--- Work required ---
Return all lines with the word "name" in them.

--- Records supplied ---
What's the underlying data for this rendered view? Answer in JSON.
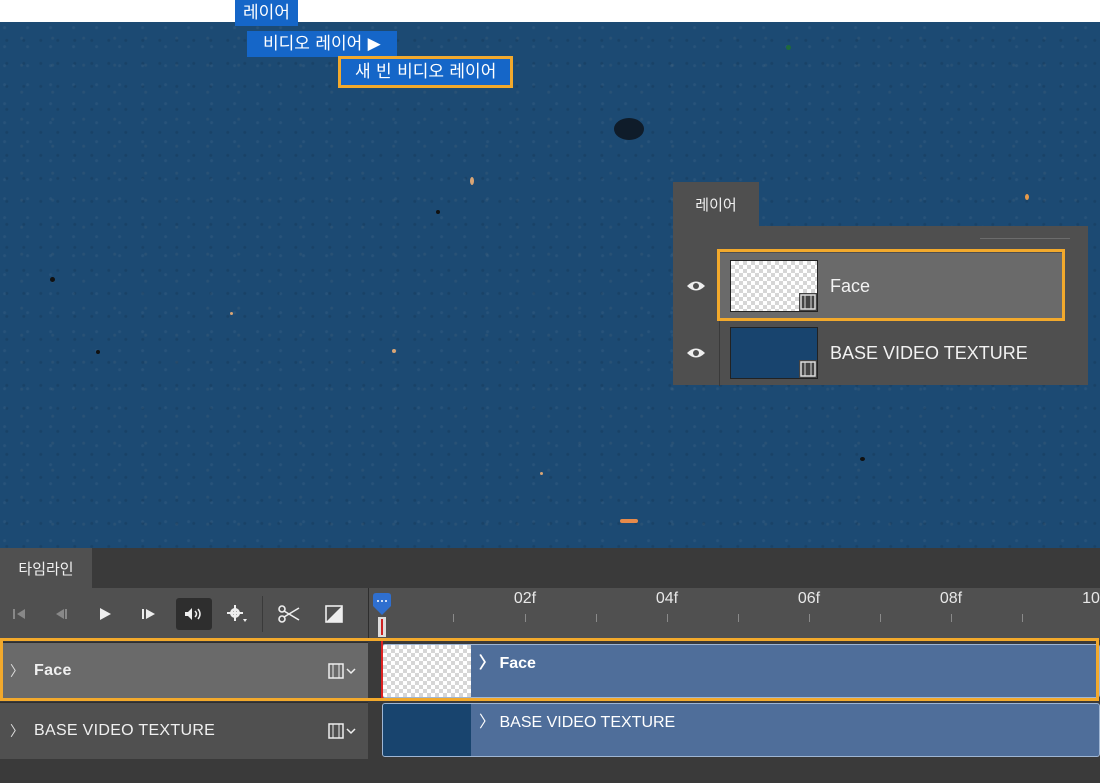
{
  "menu": {
    "layer": "레이어",
    "video_layer": "비디오 레이어 ▶",
    "new_blank_video_layer": "새 빈 비디오 레이어"
  },
  "layers_panel": {
    "tab_label": "레이어",
    "layers": [
      {
        "name": "Face",
        "selected": true,
        "visible": true,
        "thumbnail": "transparent-checker"
      },
      {
        "name": "BASE VIDEO TEXTURE",
        "selected": false,
        "visible": true,
        "thumbnail": "navy-texture"
      }
    ]
  },
  "timeline": {
    "tab_label": "타임라인",
    "controls": [
      {
        "name": "go-to-first-frame",
        "icon": "skip-start-icon"
      },
      {
        "name": "previous-frame",
        "icon": "step-back-icon"
      },
      {
        "name": "play",
        "icon": "play-icon"
      },
      {
        "name": "next-frame",
        "icon": "step-forward-icon"
      },
      {
        "name": "audio",
        "icon": "speaker-icon"
      },
      {
        "name": "settings",
        "icon": "gear-icon"
      },
      {
        "name": "split-at-playhead",
        "icon": "scissors-icon"
      },
      {
        "name": "transition",
        "icon": "transition-icon"
      }
    ],
    "ruler_labels": [
      "02f",
      "04f",
      "06f",
      "08f",
      "10"
    ],
    "tracks": [
      {
        "name": "Face",
        "clip_label": "Face",
        "selected": true
      },
      {
        "name": "BASE VIDEO TEXTURE",
        "clip_label": "BASE VIDEO TEXTURE",
        "selected": false
      }
    ]
  },
  "colors": {
    "highlight": "#f2a92c",
    "menu_blue": "#1566c8",
    "canvas_blue": "#1c4a73",
    "clip_blue": "#4f6e9a",
    "playhead": "#2f6fcf"
  },
  "chevron": "〉"
}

--- Exercise solution ---
        "name": "Face",
        "name": "BASE VIDEO TEXTURE",
        "name": "go-to-first-frame",
        "name": "previous-frame",
        "name": "play",
        "name": "next-frame",
        "name": "audio",
        "name": "settings",
        "name": "split-at-playhead",
        "name": "transition",
        "name": "Face",
        "name": "BASE VIDEO TEXTURE",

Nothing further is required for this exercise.